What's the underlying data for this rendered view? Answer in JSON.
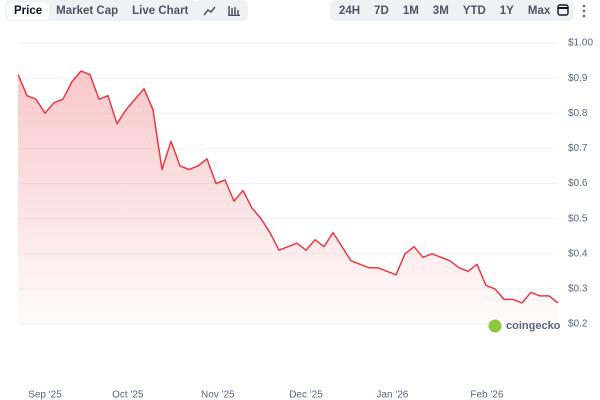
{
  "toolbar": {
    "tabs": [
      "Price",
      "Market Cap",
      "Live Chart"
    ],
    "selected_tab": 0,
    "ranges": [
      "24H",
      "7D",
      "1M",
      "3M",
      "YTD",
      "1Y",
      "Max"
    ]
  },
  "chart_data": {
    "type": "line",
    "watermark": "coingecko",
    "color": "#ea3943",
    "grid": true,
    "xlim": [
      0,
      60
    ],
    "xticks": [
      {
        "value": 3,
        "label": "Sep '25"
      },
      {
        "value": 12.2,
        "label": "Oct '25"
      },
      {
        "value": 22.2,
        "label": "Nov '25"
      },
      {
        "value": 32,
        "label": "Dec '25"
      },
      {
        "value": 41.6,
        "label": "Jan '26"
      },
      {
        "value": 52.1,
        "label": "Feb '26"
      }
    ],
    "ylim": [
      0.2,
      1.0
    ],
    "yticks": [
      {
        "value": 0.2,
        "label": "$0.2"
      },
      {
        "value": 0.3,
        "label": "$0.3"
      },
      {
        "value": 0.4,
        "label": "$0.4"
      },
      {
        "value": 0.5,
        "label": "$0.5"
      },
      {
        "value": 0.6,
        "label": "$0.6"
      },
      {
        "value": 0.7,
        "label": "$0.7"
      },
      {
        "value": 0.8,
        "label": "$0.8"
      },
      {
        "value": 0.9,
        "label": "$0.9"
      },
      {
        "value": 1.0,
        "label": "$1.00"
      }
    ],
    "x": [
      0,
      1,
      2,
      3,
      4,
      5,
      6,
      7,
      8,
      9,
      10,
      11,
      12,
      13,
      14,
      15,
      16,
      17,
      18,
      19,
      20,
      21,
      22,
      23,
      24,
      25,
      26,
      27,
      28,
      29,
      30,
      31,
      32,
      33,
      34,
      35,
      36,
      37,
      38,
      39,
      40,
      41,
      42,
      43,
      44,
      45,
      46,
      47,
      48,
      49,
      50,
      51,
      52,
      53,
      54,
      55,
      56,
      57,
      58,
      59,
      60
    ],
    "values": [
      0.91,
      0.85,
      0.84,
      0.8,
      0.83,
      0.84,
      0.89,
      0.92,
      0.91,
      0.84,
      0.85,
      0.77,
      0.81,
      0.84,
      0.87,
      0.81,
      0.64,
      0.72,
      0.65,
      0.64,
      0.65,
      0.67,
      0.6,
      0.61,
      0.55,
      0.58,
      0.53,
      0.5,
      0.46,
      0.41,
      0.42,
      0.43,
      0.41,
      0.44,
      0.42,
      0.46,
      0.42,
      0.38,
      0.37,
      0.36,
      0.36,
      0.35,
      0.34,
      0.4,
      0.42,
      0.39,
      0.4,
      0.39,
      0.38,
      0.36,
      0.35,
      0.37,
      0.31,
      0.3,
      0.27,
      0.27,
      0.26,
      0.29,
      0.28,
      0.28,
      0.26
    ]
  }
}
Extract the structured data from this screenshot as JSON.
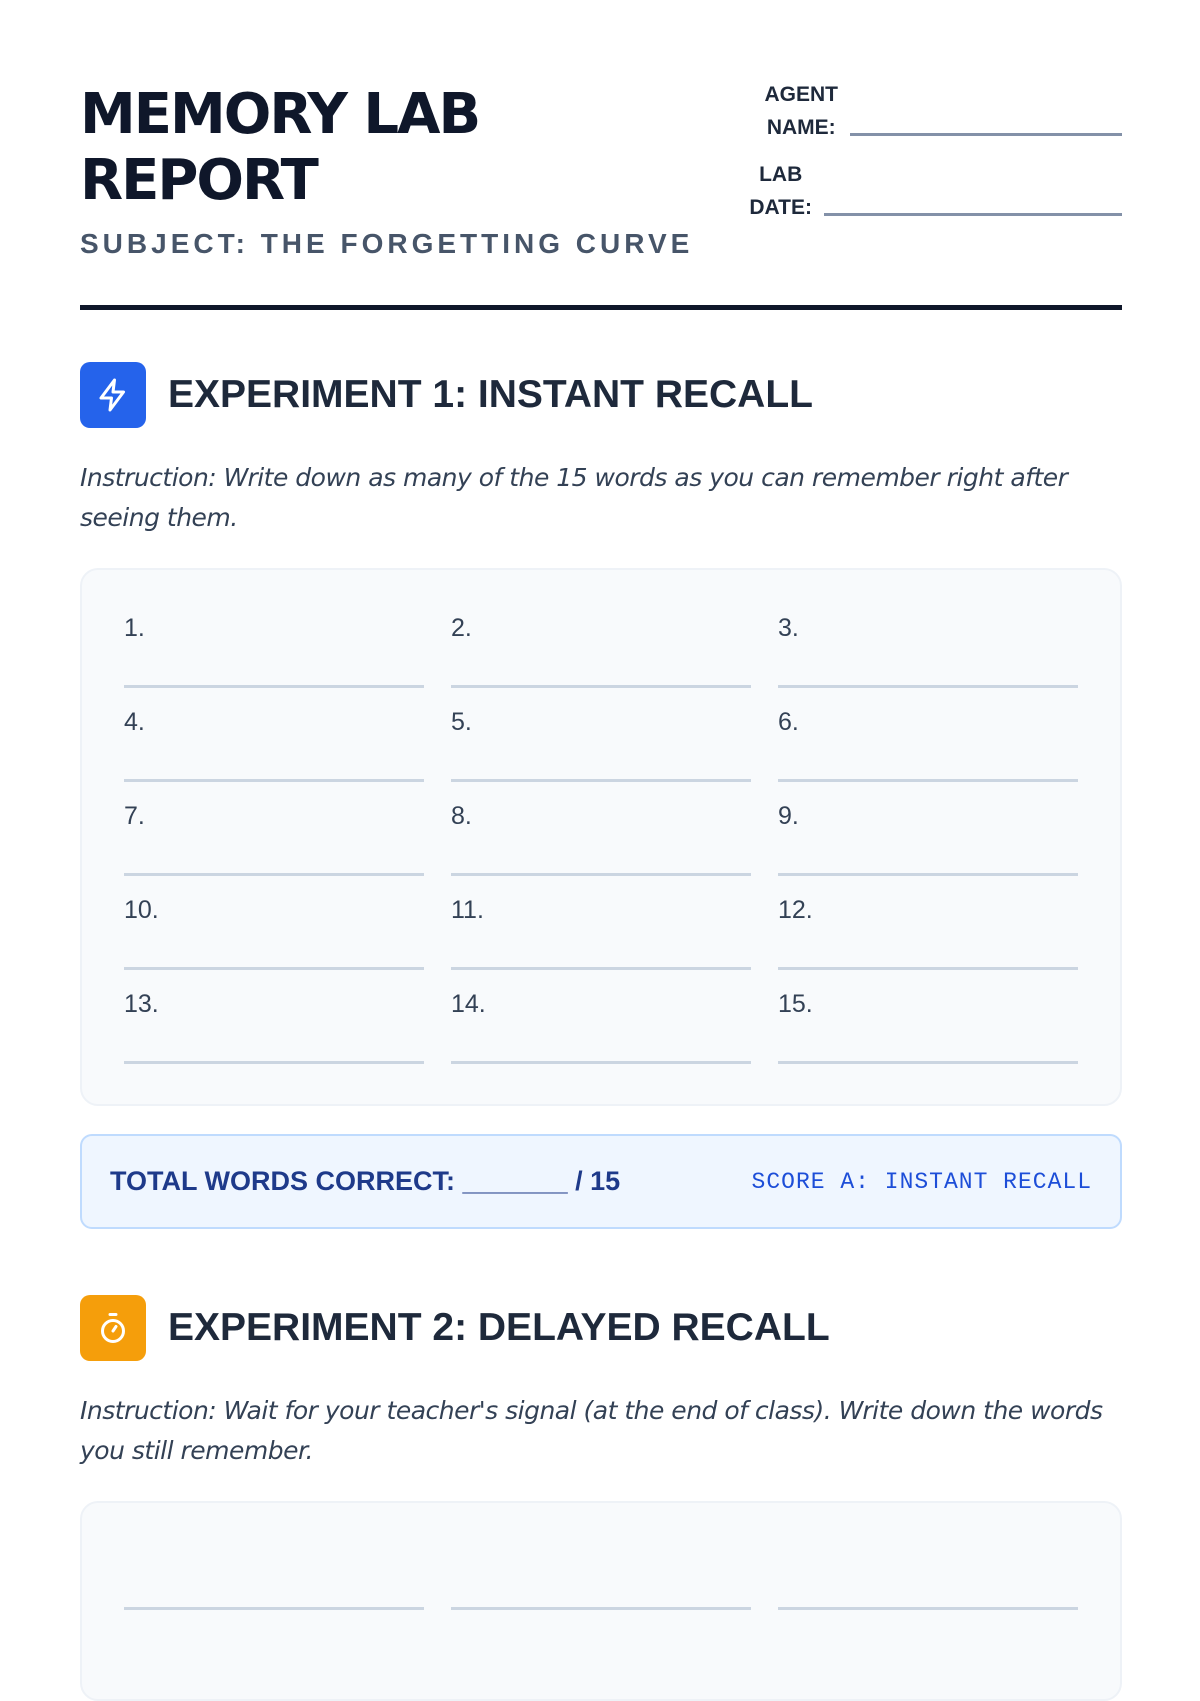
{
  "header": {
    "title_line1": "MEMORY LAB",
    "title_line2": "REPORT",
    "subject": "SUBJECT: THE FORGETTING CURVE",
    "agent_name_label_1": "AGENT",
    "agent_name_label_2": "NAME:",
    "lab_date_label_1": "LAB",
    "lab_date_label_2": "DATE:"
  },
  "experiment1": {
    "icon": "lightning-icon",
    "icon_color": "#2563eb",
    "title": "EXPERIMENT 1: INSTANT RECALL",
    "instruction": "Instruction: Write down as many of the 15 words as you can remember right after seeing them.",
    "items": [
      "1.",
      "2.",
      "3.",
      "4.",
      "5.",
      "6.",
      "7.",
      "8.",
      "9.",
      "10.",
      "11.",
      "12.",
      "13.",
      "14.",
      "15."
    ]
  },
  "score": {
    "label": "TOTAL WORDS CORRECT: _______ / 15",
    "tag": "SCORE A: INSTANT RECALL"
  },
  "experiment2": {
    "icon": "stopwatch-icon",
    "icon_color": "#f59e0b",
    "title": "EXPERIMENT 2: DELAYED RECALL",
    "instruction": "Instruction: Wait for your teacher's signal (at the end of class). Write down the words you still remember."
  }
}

→ Required task
Repeat every record above exactly, but leave out any pictures.

→ Output
What's the underlying data for this rendered view? Answer in JSON.
{
  "toolbar": {
    "tabs": [
      "Price",
      "Market Cap",
      "Live Chart"
    ],
    "selected_tab": 0,
    "ranges": [
      "24H",
      "7D",
      "1M",
      "3M",
      "YTD",
      "1Y",
      "Max"
    ]
  },
  "chart_data": {
    "type": "line",
    "watermark": "coingecko",
    "color": "#ea3943",
    "grid": true,
    "xlim": [
      0,
      60
    ],
    "xticks": [
      {
        "value": 3,
        "label": "Sep '25"
      },
      {
        "value": 12.2,
        "label": "Oct '25"
      },
      {
        "value": 22.2,
        "label": "Nov '25"
      },
      {
        "value": 32,
        "label": "Dec '25"
      },
      {
        "value": 41.6,
        "label": "Jan '26"
      },
      {
        "value": 52.1,
        "label": "Feb '26"
      }
    ],
    "ylim": [
      0.2,
      1.0
    ],
    "yticks": [
      {
        "value": 0.2,
        "label": "$0.2"
      },
      {
        "value": 0.3,
        "label": "$0.3"
      },
      {
        "value": 0.4,
        "label": "$0.4"
      },
      {
        "value": 0.5,
        "label": "$0.5"
      },
      {
        "value": 0.6,
        "label": "$0.6"
      },
      {
        "value": 0.7,
        "label": "$0.7"
      },
      {
        "value": 0.8,
        "label": "$0.8"
      },
      {
        "value": 0.9,
        "label": "$0.9"
      },
      {
        "value": 1.0,
        "label": "$1.00"
      }
    ],
    "x": [
      0,
      1,
      2,
      3,
      4,
      5,
      6,
      7,
      8,
      9,
      10,
      11,
      12,
      13,
      14,
      15,
      16,
      17,
      18,
      19,
      20,
      21,
      22,
      23,
      24,
      25,
      26,
      27,
      28,
      29,
      30,
      31,
      32,
      33,
      34,
      35,
      36,
      37,
      38,
      39,
      40,
      41,
      42,
      43,
      44,
      45,
      46,
      47,
      48,
      49,
      50,
      51,
      52,
      53,
      54,
      55,
      56,
      57,
      58,
      59,
      60
    ],
    "values": [
      0.91,
      0.85,
      0.84,
      0.8,
      0.83,
      0.84,
      0.89,
      0.92,
      0.91,
      0.84,
      0.85,
      0.77,
      0.81,
      0.84,
      0.87,
      0.81,
      0.64,
      0.72,
      0.65,
      0.64,
      0.65,
      0.67,
      0.6,
      0.61,
      0.55,
      0.58,
      0.53,
      0.5,
      0.46,
      0.41,
      0.42,
      0.43,
      0.41,
      0.44,
      0.42,
      0.46,
      0.42,
      0.38,
      0.37,
      0.36,
      0.36,
      0.35,
      0.34,
      0.4,
      0.42,
      0.39,
      0.4,
      0.39,
      0.38,
      0.36,
      0.35,
      0.37,
      0.31,
      0.3,
      0.27,
      0.27,
      0.26,
      0.29,
      0.28,
      0.28,
      0.26
    ]
  }
}
Extract the structured data from this screenshot as JSON.
{
  "header": {
    "title_line1": "MEMORY LAB",
    "title_line2": "REPORT",
    "subject": "SUBJECT: THE FORGETTING CURVE",
    "agent_name_label_1": "AGENT",
    "agent_name_label_2": "NAME:",
    "lab_date_label_1": "LAB",
    "lab_date_label_2": "DATE:"
  },
  "experiment1": {
    "icon": "lightning-icon",
    "icon_color": "#2563eb",
    "title": "EXPERIMENT 1: INSTANT RECALL",
    "instruction": "Instruction: Write down as many of the 15 words as you can remember right after seeing them.",
    "items": [
      "1.",
      "2.",
      "3.",
      "4.",
      "5.",
      "6.",
      "7.",
      "8.",
      "9.",
      "10.",
      "11.",
      "12.",
      "13.",
      "14.",
      "15."
    ]
  },
  "score": {
    "label": "TOTAL WORDS CORRECT: _______ / 15",
    "tag": "SCORE A: INSTANT RECALL"
  },
  "experiment2": {
    "icon": "stopwatch-icon",
    "icon_color": "#f59e0b",
    "title": "EXPERIMENT 2: DELAYED RECALL",
    "instruction": "Instruction: Wait for your teacher's signal (at the end of class). Write down the words you still remember."
  }
}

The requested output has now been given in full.